### What the exercise asks
Exactly repeat the material, dropping only the pictures.
# START OF Information supplied
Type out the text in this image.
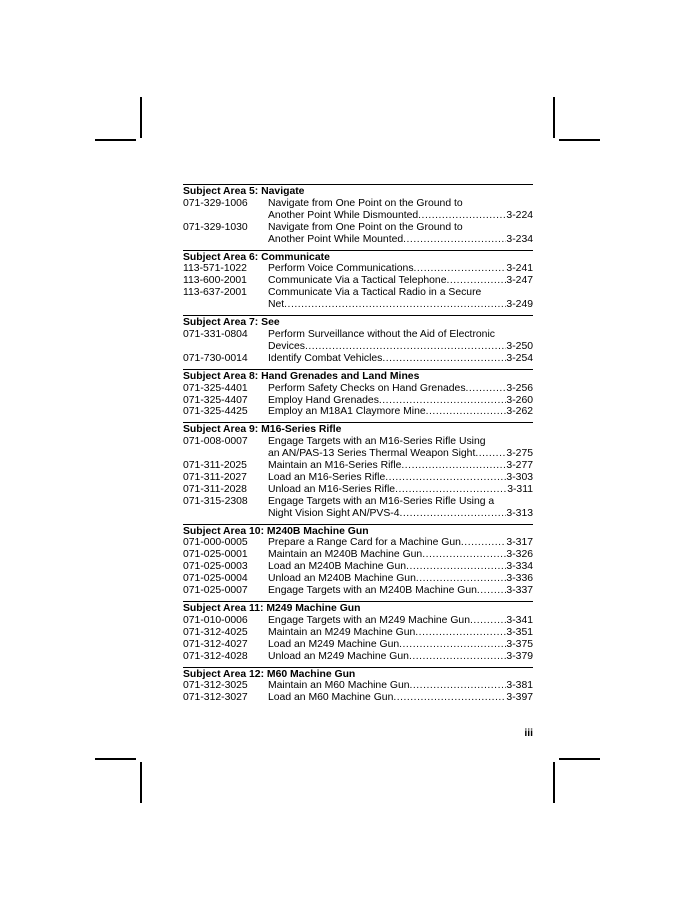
Subject Area 5: Navigate
071-329-1006	Navigate from One Point on the Ground to
Another Point While Dismounted .....	3-224
071-329-1030	Navigate from One Point on the Ground to
Another Point While Mounted .....	3-234
Subject Area 6: Communicate
113-571-1022	Perform Voice Communications .....	3-241
113-600-2001	Communicate Via a Tactical Telephone .....	3-247
113-637-2001	Communicate Via a Tactical Radio in a Secure
Net .....	3-249
Subject Area 7: See
071-331-0804	Perform Surveillance without the Aid of Electronic
Devices .....	3-250
071-730-0014	Identify Combat Vehicles .....	3-254
Subject Area 8: Hand Grenades and Land Mines
071-325-4401	Perform Safety Checks on Hand Grenades .....	3-256
071-325-4407	Employ Hand Grenades .....	3-260
071-325-4425	Employ an M18A1 Claymore Mine .....	3-262
Subject Area 9: M16-Series Rifle
071-008-0007	Engage Targets with an M16-Series Rifle Using
an AN/PAS-13 Series Thermal Weapon Sight .....	3-275
071-311-2025	Maintain an M16-Series Rifle .....	3-277
071-311-2027	Load an M16-Series Rifle .....	3-303
071-311-2028	Unload an M16-Series Rifle .....	3-311
071-315-2308	Engage Targets with an M16-Series Rifle Using a
Night Vision Sight AN/PVS-4 .....	3-313
Subject Area 10: M240B Machine Gun
071-000-0005	Prepare a Range Card for a Machine Gun .....	3-317
071-025-0001	Maintain an M240B Machine Gun .....	3-326
071-025-0003	Load an M240B Machine Gun .....	3-334
071-025-0004	Unload an M240B Machine Gun .....	3-336
071-025-0007	Engage Targets with an M240B Machine Gun .....	3-337
Subject Area 11: M249 Machine Gun
071-010-0006	Engage Targets with an M249 Machine Gun .....	3-341
071-312-4025	Maintain an M249 Machine Gun .....	3-351
071-312-4027	Load an M249 Machine Gun .....	3-375
071-312-4028	Unload an M249 Machine Gun .....	3-379
Subject Area 12: M60 Machine Gun
071-312-3025	Maintain an M60 Machine Gun .....	3-381
071-312-3027	Load an M60 Machine Gun .....	3-397
iii
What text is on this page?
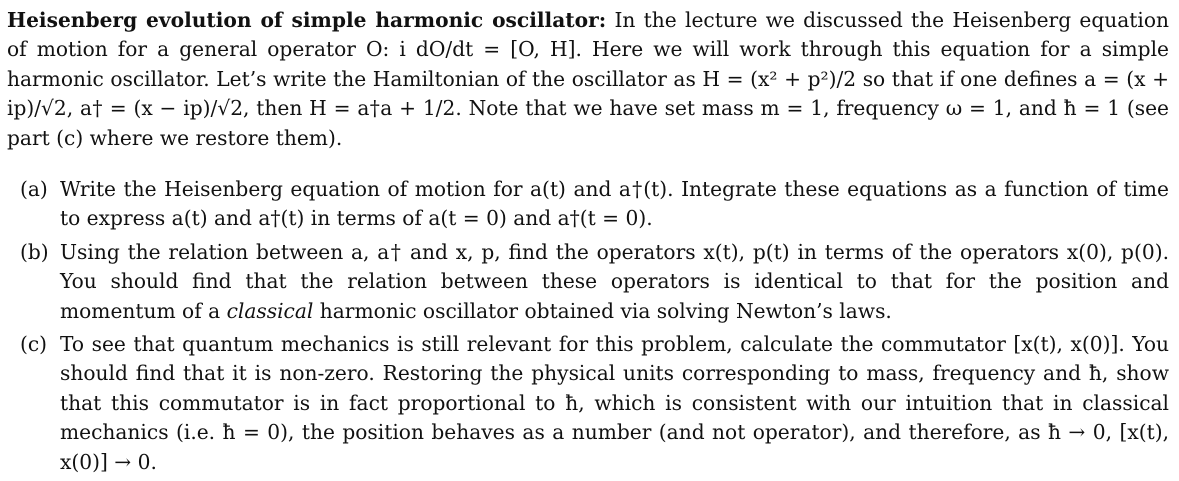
Heisenberg evolution of simple harmonic oscillator: In the lecture we discussed the Heisenberg equation of motion for a general operator O: i dO/dt = [O, H]. Here we will work through this equation for a simple harmonic oscillator. Let’s write the Hamiltonian of the oscillator as H = (x² + p²)/2 so that if one defines a = (x + ip)/√2, a† = (x − ip)/√2, then H = a†a + 1/2. Note that we have set mass m = 1, frequency ω = 1, and ħ = 1 (see part (c) where we restore them).

(a) Write the Heisenberg equation of motion for a(t) and a†(t). Integrate these equations as a function of time to express a(t) and a†(t) in terms of a(t = 0) and a†(t = 0).
(b) Using the relation between a, a† and x, p, find the operators x(t), p(t) in terms of the operators x(0), p(0). You should find that the relation between these operators is identical to that for the position and momentum of a classical harmonic oscillator obtained via solving Newton’s laws.
(c) To see that quantum mechanics is still relevant for this problem, calculate the commutator [x(t), x(0)]. You should find that it is non-zero. Restoring the physical units corresponding to mass, frequency and ħ, show that this commutator is in fact proportional to ħ, which is consistent with our intuition that in classical mechanics (i.e. ħ = 0), the position behaves as a number (and not operator), and therefore, as ħ → 0, [x(t), x(0)] → 0.
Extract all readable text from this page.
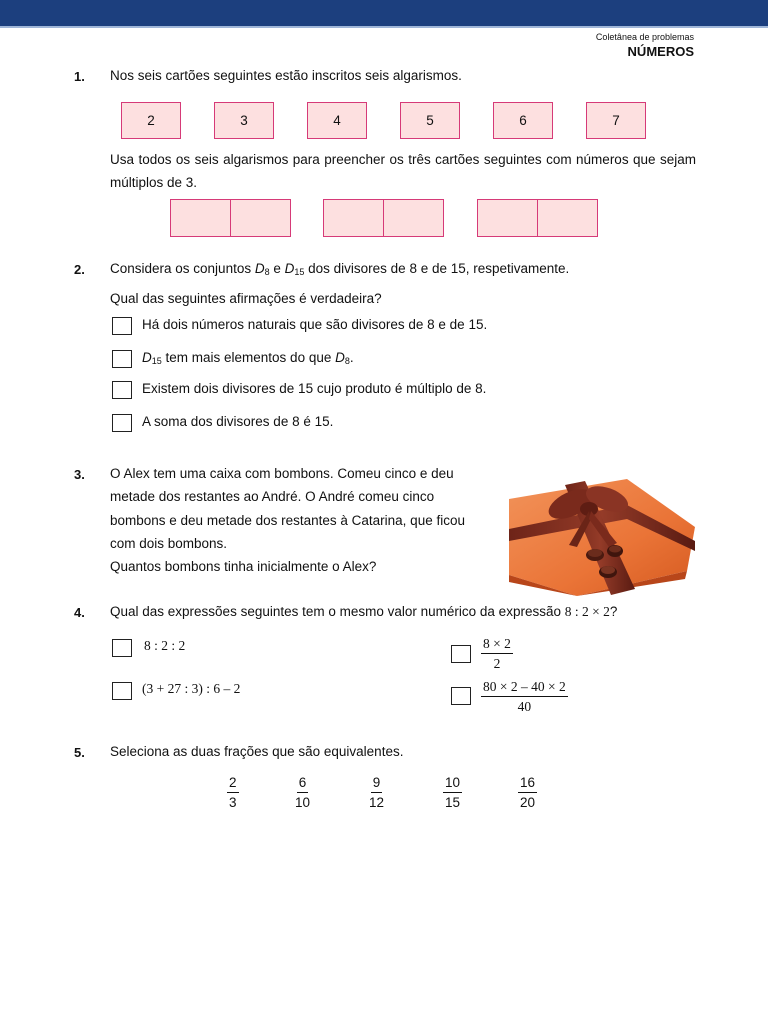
Coletânea de problemas
NÚMEROS
1. Nos seis cartões seguintes estão inscritos seis algarismos.
2	3	4	5	6	7
Usa todos os seis algarismos para preencher os três cartões seguintes com números que sejam múltiplos de 3.
2. Considera os conjuntos $D_8$ e $D_{15}$ dos divisores de 8 e de 15, respetivamente.
Qual das seguintes afirmações é verdadeira?
Há dois números naturais que são divisores de 8 e de 15.
$D_{15}$ tem mais elementos do que $D_8$.
Existem dois divisores de 15 cujo produto é múltiplo de 8.
A soma dos divisores de 8 é 15.
3. O Alex tem uma caixa com bombons. Comeu cinco e deu
metade dos restantes ao André. O André comeu cinco
bombons e deu metade dos restantes à Catarina, que ficou
com dois bombons.
Quantos bombons tinha inicialmente o Alex?
4. Qual das expressões seguintes tem o mesmo valor numérico da expressão 8 : 2 × 2?
8 : 2 : 2	$\frac{8 \times 2}{2}$
(3 + 27 : 3) : 6 – 2	$\frac{80 \times 2 - 40 \times 2}{40}$
5. Seleciona as duas frações que são equivalentes.
$\frac{2}{3}$	$\frac{6}{10}$	$\frac{9}{12}$	$\frac{10}{15}$	$\frac{16}{20}$
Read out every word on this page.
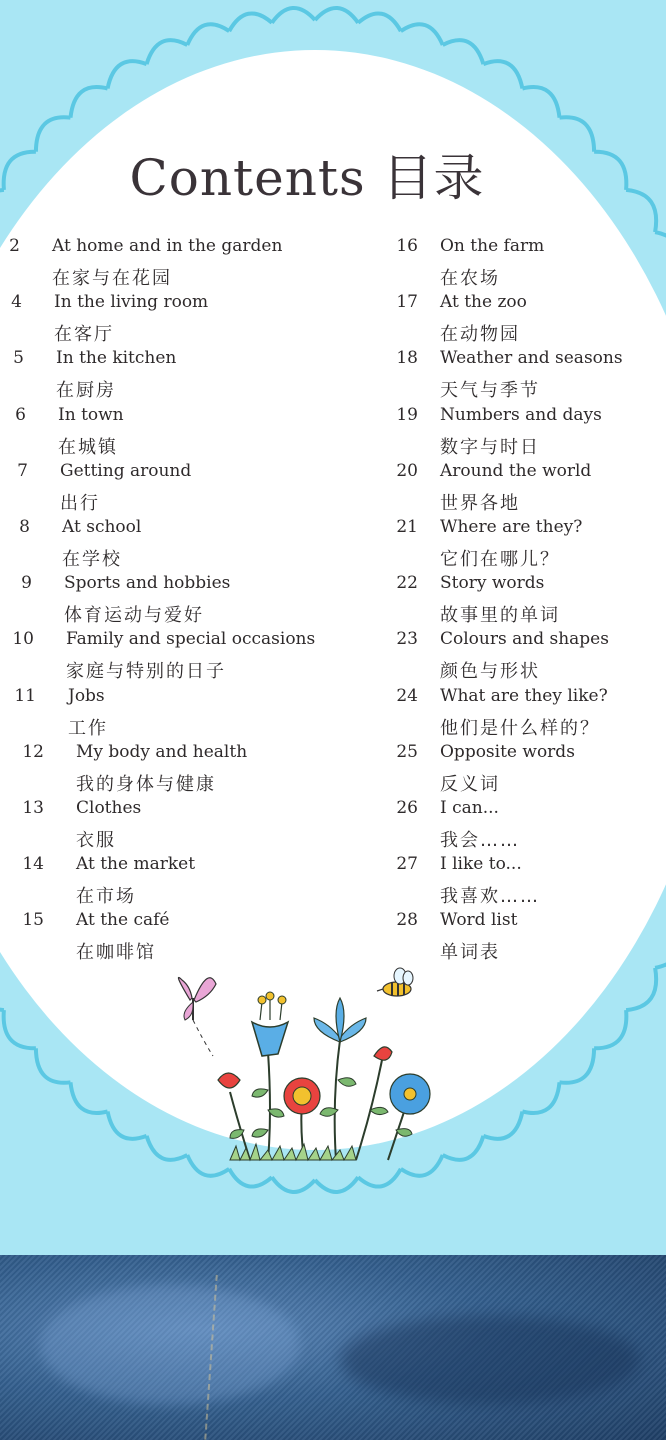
Contents 目录
2 At home and in the garden
在家与在花园
4 In the living room
在客厅
5 In the kitchen
在厨房
6 In town
在城镇
7 Getting around
出行
8 At school
在学校
9 Sports and hobbies
体育运动与爱好
10 Family and special occasions
家庭与特别的日子
11 Jobs
工作
12 My body and health
我的身体与健康
13 Clothes
衣服
14 At the market
在市场
15 At the café
在咖啡馆
16 On the farm
在农场
17 At the zoo
在动物园
18 Weather and seasons
天气与季节
19 Numbers and days
数字与时日
20 Around the world
世界各地
21 Where are they?
它们在哪儿？
22 Story words
故事里的单词
23 Colours and shapes
颜色与形状
24 What are they like?
他们是什么样的？
25 Opposite words
反义词
26 I can...
我会……
27 I like to...
我喜欢……
28 Word list
单词表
# END OF Information supplied
### Solved problem
Type out the text in this image.
Subject Area 5: Navigate
071-329-1006	Navigate from One Point on the Ground to
Another Point While Dismounted .....	3-224
071-329-1030	Navigate from One Point on the Ground to
Another Point While Mounted .....	3-234
Subject Area 6: Communicate
113-571-1022	Perform Voice Communications .....	3-241
113-600-2001	Communicate Via a Tactical Telephone .....	3-247
113-637-2001	Communicate Via a Tactical Radio in a Secure
Net .....	3-249
Subject Area 7: See
071-331-0804	Perform Surveillance without the Aid of Electronic
Devices .....	3-250
071-730-0014	Identify Combat Vehicles .....	3-254
Subject Area 8: Hand Grenades and Land Mines
071-325-4401	Perform Safety Checks on Hand Grenades .....	3-256
071-325-4407	Employ Hand Grenades .....	3-260
071-325-4425	Employ an M18A1 Claymore Mine .....	3-262
Subject Area 9: M16-Series Rifle
071-008-0007	Engage Targets with an M16-Series Rifle Using
an AN/PAS-13 Series Thermal Weapon Sight .....	3-275
071-311-2025	Maintain an M16-Series Rifle .....	3-277
071-311-2027	Load an M16-Series Rifle .....	3-303
071-311-2028	Unload an M16-Series Rifle .....	3-311
071-315-2308	Engage Targets with an M16-Series Rifle Using a
Night Vision Sight AN/PVS-4 .....	3-313
Subject Area 10: M240B Machine Gun
071-000-0005	Prepare a Range Card for a Machine Gun .....	3-317
071-025-0001	Maintain an M240B Machine Gun .....	3-326
071-025-0003	Load an M240B Machine Gun .....	3-334
071-025-0004	Unload an M240B Machine Gun .....	3-336
071-025-0007	Engage Targets with an M240B Machine Gun .....	3-337
Subject Area 11: M249 Machine Gun
071-010-0006	Engage Targets with an M249 Machine Gun .....	3-341
071-312-4025	Maintain an M249 Machine Gun .....	3-351
071-312-4027	Load an M249 Machine Gun .....	3-375
071-312-4028	Unload an M249 Machine Gun .....	3-379
Subject Area 12: M60 Machine Gun
071-312-3025	Maintain an M60 Machine Gun .....	3-381
071-312-3027	Load an M60 Machine Gun .....	3-397
iii
What text is on this page?
Heisenberg evolution of simple harmonic oscillator: In the lecture we discussed the Heisenberg equation of motion for a general operator O: i dO/dt = [O, H]. Here we will work through this equation for a simple harmonic oscillator. Let’s write the Hamiltonian of the oscillator as H = (x² + p²)/2 so that if one defines a = (x + ip)/√2, a† = (x − ip)/√2, then H = a†a + 1/2. Note that we have set mass m = 1, frequency ω = 1, and ħ = 1 (see part (c) where we restore them).

(a) Write the Heisenberg equation of motion for a(t) and a†(t). Integrate these equations as a function of time to express a(t) and a†(t) in terms of a(t = 0) and a†(t = 0).
(b) Using the relation between a, a† and x, p, find the operators x(t), p(t) in terms of the operators x(0), p(0). You should find that the relation between these operators is identical to that for the position and momentum of a classical harmonic oscillator obtained via solving Newton’s laws.
(c) To see that quantum mechanics is still relevant for this problem, calculate the commutator [x(t), x(0)]. You should find that it is non-zero. Restoring the physical units corresponding to mass, frequency and ħ, show that this commutator is in fact proportional to ħ, which is consistent with our intuition that in classical mechanics (i.e. ħ = 0), the position behaves as a number (and not operator), and therefore, as ħ → 0, [x(t), x(0)] → 0.
Extract all readable text from this page.
Coletânea de problemas
NÚMEROS
1. Nos seis cartões seguintes estão inscritos seis algarismos.
2	3	4	5	6	7
Usa todos os seis algarismos para preencher os três cartões seguintes com números que sejam múltiplos de 3.
2. Considera os conjuntos $D_8$ e $D_{15}$ dos divisores de 8 e de 15, respetivamente.
Qual das seguintes afirmações é verdadeira?
Há dois números naturais que são divisores de 8 e de 15.
$D_{15}$ tem mais elementos do que $D_8$.
Existem dois divisores de 15 cujo produto é múltiplo de 8.
A soma dos divisores de 8 é 15.
3. O Alex tem uma caixa com bombons. Comeu cinco e deu
metade dos restantes ao André. O André comeu cinco
bombons e deu metade dos restantes à Catarina, que ficou
com dois bombons.
Quantos bombons tinha inicialmente o Alex?
4. Qual das expressões seguintes tem o mesmo valor numérico da expressão 8 : 2 × 2?
8 : 2 : 2	$\frac{8 \times 2}{2}$
(3 + 27 : 3) : 6 – 2	$\frac{80 \times 2 - 40 \times 2}{40}$
5. Seleciona as duas frações que são equivalentes.
$\frac{2}{3}$	$\frac{6}{10}$	$\frac{9}{12}$	$\frac{10}{15}$	$\frac{16}{20}$
Read out every word on this page.
Contents 目录
2 At home and in the garden
在家与在花园
4 In the living room
在客厅
5 In the kitchen
在厨房
6 In town
在城镇
7 Getting around
出行
8 At school
在学校
9 Sports and hobbies
体育运动与爱好
10 Family and special occasions
家庭与特别的日子
11 Jobs
工作
12 My body and health
我的身体与健康
13 Clothes
衣服
14 At the market
在市场
15 At the café
在咖啡馆
16 On the farm
在农场
17 At the zoo
在动物园
18 Weather and seasons
天气与季节
19 Numbers and days
数字与时日
20 Around the world
世界各地
21 Where are they?
它们在哪儿？
22 Story words
故事里的单词
23 Colours and shapes
颜色与形状
24 What are they like?
他们是什么样的？
25 Opposite words
反义词
26 I can...
我会……
27 I like to...
我喜欢……
28 Word list
单词表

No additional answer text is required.